======== DATA FOR THIS EXERCISE

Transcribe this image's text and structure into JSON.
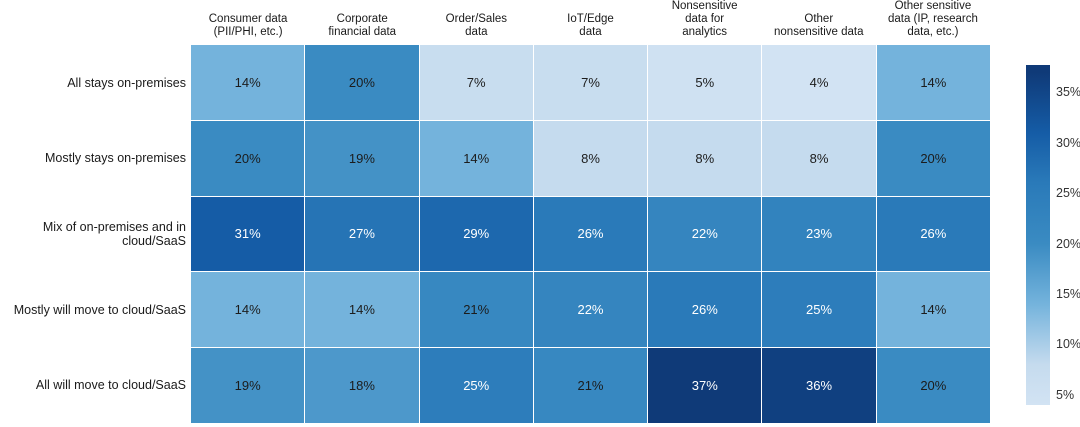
{
  "chart_data": {
    "type": "heatmap",
    "title": "",
    "unit": "%",
    "columns": [
      {
        "lines": [
          "Consumer data",
          "(PII/PHI, etc.)"
        ]
      },
      {
        "lines": [
          "Corporate",
          "financial data"
        ]
      },
      {
        "lines": [
          "Order/Sales",
          "data"
        ]
      },
      {
        "lines": [
          "IoT/Edge",
          "data"
        ]
      },
      {
        "lines": [
          "Nonsensitive",
          "data for",
          "analytics"
        ]
      },
      {
        "lines": [
          "Other",
          "nonsensitive data"
        ]
      },
      {
        "lines": [
          "Other sensitive",
          "data (IP, research",
          "data, etc.)"
        ]
      }
    ],
    "rows": [
      "All stays on-premises",
      "Mostly stays on-premises",
      "Mix of on-premises and in cloud/SaaS",
      "Mostly will move to cloud/SaaS",
      "All will move to cloud/SaaS"
    ],
    "values": [
      [
        14,
        20,
        7,
        7,
        5,
        4,
        14
      ],
      [
        20,
        19,
        14,
        8,
        8,
        8,
        20
      ],
      [
        31,
        27,
        29,
        26,
        22,
        23,
        26
      ],
      [
        14,
        14,
        21,
        22,
        26,
        25,
        14
      ],
      [
        19,
        18,
        25,
        21,
        37,
        36,
        20
      ]
    ],
    "color_scale": {
      "min": 4,
      "max": 37.7,
      "white_text_threshold": 22,
      "stops": [
        {
          "v": 4,
          "c": "#d2e3f3"
        },
        {
          "v": 8,
          "c": "#c5dbee"
        },
        {
          "v": 14,
          "c": "#74b3dc"
        },
        {
          "v": 20,
          "c": "#3a8bc2"
        },
        {
          "v": 26,
          "c": "#2a7ab9"
        },
        {
          "v": 31,
          "c": "#155ca6"
        },
        {
          "v": 37,
          "c": "#0f3a78"
        }
      ]
    },
    "colorbar": {
      "ticks": [
        {
          "value": 35,
          "label": "35%"
        },
        {
          "value": 30,
          "label": "30%"
        },
        {
          "value": 25,
          "label": "25%"
        },
        {
          "value": 20,
          "label": "20%"
        },
        {
          "value": 15,
          "label": "15%"
        },
        {
          "value": 10,
          "label": "10%"
        },
        {
          "value": 5,
          "label": "5%"
        }
      ],
      "legend_position": "right"
    },
    "grid": false
  }
}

================

### WHAT IS BEING ASKED
Return each line exactly as written. Any picture gets left out.

### ANSWER FOR THIS EXERCISE
Transcribe this image's text and structure into JSON.
{
  "chart_data": {
    "type": "heatmap",
    "title": "",
    "unit": "%",
    "columns": [
      {
        "lines": [
          "Consumer data",
          "(PII/PHI, etc.)"
        ]
      },
      {
        "lines": [
          "Corporate",
          "financial data"
        ]
      },
      {
        "lines": [
          "Order/Sales",
          "data"
        ]
      },
      {
        "lines": [
          "IoT/Edge",
          "data"
        ]
      },
      {
        "lines": [
          "Nonsensitive",
          "data for",
          "analytics"
        ]
      },
      {
        "lines": [
          "Other",
          "nonsensitive data"
        ]
      },
      {
        "lines": [
          "Other sensitive",
          "data (IP, research",
          "data, etc.)"
        ]
      }
    ],
    "rows": [
      "All stays on-premises",
      "Mostly stays on-premises",
      "Mix of on-premises and in cloud/SaaS",
      "Mostly will move to cloud/SaaS",
      "All will move to cloud/SaaS"
    ],
    "values": [
      [
        14,
        20,
        7,
        7,
        5,
        4,
        14
      ],
      [
        20,
        19,
        14,
        8,
        8,
        8,
        20
      ],
      [
        31,
        27,
        29,
        26,
        22,
        23,
        26
      ],
      [
        14,
        14,
        21,
        22,
        26,
        25,
        14
      ],
      [
        19,
        18,
        25,
        21,
        37,
        36,
        20
      ]
    ],
    "color_scale": {
      "min": 4,
      "max": 37.7,
      "white_text_threshold": 22,
      "stops": [
        {
          "v": 4,
          "c": "#d2e3f3"
        },
        {
          "v": 8,
          "c": "#c5dbee"
        },
        {
          "v": 14,
          "c": "#74b3dc"
        },
        {
          "v": 20,
          "c": "#3a8bc2"
        },
        {
          "v": 26,
          "c": "#2a7ab9"
        },
        {
          "v": 31,
          "c": "#155ca6"
        },
        {
          "v": 37,
          "c": "#0f3a78"
        }
      ]
    },
    "colorbar": {
      "ticks": [
        {
          "value": 35,
          "label": "35%"
        },
        {
          "value": 30,
          "label": "30%"
        },
        {
          "value": 25,
          "label": "25%"
        },
        {
          "value": 20,
          "label": "20%"
        },
        {
          "value": 15,
          "label": "15%"
        },
        {
          "value": 10,
          "label": "10%"
        },
        {
          "value": 5,
          "label": "5%"
        }
      ],
      "legend_position": "right"
    },
    "grid": false
  }
}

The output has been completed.